● **What this task involves**
Determine which lines contain the word "value", then copy those lines.

— begin Records supplied —

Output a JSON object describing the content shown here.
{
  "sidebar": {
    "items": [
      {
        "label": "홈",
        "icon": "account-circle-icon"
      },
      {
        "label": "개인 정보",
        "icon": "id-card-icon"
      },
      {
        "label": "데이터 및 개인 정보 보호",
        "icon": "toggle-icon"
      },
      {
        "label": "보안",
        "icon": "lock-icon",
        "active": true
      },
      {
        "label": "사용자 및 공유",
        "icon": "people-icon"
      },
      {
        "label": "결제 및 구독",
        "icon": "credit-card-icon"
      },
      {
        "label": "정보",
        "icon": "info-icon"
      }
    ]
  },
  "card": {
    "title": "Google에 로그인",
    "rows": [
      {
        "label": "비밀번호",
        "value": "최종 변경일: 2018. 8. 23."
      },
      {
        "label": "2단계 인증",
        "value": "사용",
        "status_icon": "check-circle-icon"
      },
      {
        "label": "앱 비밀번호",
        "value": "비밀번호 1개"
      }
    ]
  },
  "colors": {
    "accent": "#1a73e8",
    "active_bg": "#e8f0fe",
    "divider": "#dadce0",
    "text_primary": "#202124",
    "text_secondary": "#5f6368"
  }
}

— end Records supplied —

● **Exercise result**
        "value": "최종 변경일: 2018. 8. 23."
        "value": "사용",
        "value": "비밀번호 1개"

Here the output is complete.